Could you quote, word for word, the rows from the line with "Annotate this image: element" up to and including the line with "left-tick-label: 60 (130, 200, 139, 209)", and nothing else?

INFORMATION GIVEN:
^^^^^^^^

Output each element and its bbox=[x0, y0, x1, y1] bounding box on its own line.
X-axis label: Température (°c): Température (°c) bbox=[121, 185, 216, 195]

^^^^^^^^

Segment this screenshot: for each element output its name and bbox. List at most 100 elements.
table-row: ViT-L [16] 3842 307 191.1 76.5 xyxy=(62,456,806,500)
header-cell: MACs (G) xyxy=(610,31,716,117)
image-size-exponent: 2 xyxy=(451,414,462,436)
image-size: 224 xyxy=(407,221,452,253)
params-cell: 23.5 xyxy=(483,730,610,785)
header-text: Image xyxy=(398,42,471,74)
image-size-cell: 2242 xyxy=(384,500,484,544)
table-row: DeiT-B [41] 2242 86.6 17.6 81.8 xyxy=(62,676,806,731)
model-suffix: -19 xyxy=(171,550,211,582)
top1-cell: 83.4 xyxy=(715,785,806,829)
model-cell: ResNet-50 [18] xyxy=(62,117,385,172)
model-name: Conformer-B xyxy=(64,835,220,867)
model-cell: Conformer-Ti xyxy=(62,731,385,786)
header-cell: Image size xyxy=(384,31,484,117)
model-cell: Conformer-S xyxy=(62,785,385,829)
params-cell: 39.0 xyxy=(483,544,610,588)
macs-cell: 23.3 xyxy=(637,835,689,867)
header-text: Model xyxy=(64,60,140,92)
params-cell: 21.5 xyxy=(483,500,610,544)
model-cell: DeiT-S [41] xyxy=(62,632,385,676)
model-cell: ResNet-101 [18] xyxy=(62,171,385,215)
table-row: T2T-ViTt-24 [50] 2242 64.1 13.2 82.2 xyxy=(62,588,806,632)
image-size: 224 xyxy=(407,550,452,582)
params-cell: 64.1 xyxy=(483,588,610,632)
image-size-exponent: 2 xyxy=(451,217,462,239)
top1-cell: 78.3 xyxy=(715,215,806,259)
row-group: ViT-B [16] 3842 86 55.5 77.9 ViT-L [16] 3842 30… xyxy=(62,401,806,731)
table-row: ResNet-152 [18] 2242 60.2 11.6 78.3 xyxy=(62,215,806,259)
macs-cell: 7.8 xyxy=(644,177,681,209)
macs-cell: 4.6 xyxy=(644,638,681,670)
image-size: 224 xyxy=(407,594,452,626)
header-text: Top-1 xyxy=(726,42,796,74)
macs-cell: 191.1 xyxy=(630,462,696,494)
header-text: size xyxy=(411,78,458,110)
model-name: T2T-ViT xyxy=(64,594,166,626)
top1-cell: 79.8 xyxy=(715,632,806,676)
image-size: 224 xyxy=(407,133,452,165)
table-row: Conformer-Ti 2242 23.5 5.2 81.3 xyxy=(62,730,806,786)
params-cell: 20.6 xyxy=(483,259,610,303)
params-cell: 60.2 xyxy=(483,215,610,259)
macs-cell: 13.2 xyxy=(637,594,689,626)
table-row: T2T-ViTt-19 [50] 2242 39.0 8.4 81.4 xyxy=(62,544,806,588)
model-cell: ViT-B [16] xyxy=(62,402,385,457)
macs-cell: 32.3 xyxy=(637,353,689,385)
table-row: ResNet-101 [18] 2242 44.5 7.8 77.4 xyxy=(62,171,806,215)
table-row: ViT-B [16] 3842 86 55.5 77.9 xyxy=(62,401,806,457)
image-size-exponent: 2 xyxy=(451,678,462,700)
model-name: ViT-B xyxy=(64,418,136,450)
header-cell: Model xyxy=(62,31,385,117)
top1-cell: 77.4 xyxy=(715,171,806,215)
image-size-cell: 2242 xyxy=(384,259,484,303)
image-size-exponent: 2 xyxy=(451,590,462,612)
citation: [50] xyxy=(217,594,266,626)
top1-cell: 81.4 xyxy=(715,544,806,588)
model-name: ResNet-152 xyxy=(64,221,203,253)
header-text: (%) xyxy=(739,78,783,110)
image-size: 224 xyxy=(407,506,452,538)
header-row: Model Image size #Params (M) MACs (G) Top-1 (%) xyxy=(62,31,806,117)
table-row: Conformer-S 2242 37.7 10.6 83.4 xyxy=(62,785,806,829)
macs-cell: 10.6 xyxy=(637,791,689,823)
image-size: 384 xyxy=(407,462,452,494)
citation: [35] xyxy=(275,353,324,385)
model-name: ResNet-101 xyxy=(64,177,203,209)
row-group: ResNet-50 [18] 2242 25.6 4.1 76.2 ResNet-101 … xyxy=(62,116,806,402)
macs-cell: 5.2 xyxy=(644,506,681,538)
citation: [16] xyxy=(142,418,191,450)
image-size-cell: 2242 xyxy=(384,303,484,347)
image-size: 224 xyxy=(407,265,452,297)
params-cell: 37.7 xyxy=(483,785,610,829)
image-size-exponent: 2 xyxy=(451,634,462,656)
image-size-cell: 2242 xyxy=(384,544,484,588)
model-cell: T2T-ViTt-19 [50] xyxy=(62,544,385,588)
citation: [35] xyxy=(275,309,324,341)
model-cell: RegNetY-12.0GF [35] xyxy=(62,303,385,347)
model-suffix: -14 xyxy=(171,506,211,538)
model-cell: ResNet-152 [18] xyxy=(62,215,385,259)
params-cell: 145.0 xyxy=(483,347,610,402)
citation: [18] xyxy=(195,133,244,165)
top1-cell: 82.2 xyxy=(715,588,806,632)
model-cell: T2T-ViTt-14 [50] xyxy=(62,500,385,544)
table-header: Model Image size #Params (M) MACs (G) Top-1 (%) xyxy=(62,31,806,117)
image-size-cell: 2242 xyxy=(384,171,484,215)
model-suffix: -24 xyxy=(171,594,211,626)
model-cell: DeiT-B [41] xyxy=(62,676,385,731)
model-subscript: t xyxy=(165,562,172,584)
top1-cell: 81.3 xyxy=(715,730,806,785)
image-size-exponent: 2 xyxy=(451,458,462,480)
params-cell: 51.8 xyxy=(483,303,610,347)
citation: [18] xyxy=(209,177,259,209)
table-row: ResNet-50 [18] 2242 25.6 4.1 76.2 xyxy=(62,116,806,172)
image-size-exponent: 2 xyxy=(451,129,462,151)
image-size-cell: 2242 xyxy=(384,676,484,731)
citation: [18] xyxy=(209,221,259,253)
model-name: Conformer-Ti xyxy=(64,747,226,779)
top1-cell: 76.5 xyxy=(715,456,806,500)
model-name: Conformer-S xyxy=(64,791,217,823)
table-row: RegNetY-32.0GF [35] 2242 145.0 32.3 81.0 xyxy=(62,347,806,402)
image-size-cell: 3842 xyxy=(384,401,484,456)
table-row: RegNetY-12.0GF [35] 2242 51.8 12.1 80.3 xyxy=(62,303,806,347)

^^^^^^^^

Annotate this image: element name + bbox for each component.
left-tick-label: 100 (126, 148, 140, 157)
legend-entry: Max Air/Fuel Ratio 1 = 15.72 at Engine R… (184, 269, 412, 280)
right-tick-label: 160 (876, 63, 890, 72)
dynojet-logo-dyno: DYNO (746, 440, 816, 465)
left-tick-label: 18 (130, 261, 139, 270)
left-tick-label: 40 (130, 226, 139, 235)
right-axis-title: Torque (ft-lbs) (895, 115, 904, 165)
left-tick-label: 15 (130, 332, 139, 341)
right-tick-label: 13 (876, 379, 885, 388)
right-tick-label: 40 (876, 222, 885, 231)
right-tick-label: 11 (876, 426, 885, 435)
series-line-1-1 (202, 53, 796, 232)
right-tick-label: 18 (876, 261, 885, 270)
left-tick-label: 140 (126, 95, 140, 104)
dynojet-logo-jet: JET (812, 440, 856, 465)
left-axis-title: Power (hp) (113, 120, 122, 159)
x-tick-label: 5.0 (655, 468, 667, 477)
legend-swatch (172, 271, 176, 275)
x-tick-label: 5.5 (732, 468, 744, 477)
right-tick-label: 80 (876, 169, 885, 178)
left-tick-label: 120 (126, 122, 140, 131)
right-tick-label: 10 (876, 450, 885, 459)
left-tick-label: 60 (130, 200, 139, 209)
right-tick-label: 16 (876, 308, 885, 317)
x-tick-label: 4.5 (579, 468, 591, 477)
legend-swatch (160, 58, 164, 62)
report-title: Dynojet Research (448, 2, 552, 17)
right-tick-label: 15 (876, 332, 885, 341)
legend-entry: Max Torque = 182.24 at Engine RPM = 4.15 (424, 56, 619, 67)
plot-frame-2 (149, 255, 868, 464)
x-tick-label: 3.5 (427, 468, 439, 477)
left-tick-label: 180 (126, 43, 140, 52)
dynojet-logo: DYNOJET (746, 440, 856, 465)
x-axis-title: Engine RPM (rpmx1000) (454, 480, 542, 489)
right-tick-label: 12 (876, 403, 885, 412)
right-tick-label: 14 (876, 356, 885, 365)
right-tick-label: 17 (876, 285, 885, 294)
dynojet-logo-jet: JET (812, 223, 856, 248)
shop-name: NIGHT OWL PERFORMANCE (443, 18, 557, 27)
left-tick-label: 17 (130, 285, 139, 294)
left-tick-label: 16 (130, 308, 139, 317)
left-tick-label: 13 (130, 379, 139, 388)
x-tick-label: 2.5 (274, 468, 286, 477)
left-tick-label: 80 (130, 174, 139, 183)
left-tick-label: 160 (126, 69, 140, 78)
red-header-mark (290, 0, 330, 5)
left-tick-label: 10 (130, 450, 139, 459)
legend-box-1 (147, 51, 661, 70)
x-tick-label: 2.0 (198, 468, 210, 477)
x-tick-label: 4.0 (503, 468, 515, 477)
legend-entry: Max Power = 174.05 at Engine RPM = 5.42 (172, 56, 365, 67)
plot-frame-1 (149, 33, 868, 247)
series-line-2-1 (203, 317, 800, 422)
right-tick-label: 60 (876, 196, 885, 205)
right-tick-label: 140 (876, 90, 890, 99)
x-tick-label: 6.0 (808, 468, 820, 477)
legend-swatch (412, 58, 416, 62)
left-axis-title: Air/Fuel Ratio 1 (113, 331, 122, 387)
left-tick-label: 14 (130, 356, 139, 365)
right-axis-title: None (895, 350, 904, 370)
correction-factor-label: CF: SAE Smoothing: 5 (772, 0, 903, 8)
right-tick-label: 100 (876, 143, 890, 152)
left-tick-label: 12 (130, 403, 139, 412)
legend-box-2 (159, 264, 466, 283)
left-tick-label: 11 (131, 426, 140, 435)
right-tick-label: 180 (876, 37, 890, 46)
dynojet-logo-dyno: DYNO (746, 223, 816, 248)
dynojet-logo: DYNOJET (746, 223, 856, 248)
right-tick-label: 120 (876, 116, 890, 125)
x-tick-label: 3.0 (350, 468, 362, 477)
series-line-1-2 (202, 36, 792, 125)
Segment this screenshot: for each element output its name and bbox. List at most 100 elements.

^^^^^^^^

RESULT OF THIS EXERCISE:
Annotate this image: element name + bbox for each component.
left-tick-label: 100 (126, 148, 140, 157)
legend-entry: Max Air/Fuel Ratio 1 = 15.72 at Engine R… (184, 269, 412, 280)
right-tick-label: 160 (876, 63, 890, 72)
dynojet-logo-dyno: DYNO (746, 440, 816, 465)
left-tick-label: 18 (130, 261, 139, 270)
left-tick-label: 40 (130, 226, 139, 235)
right-axis-title: Torque (ft-lbs) (895, 115, 904, 165)
left-tick-label: 15 (130, 332, 139, 341)
right-tick-label: 13 (876, 379, 885, 388)
right-tick-label: 40 (876, 222, 885, 231)
right-tick-label: 11 (876, 426, 885, 435)
series-line-1-1 (202, 53, 796, 232)
right-tick-label: 18 (876, 261, 885, 270)
left-tick-label: 140 (126, 95, 140, 104)
dynojet-logo-jet: JET (812, 440, 856, 465)
left-axis-title: Power (hp) (113, 120, 122, 159)
x-tick-label: 5.0 (655, 468, 667, 477)
legend-swatch (172, 271, 176, 275)
x-tick-label: 5.5 (732, 468, 744, 477)
right-tick-label: 80 (876, 169, 885, 178)
left-tick-label: 120 (126, 122, 140, 131)
right-tick-label: 10 (876, 450, 885, 459)
left-tick-label: 60 (130, 200, 139, 209)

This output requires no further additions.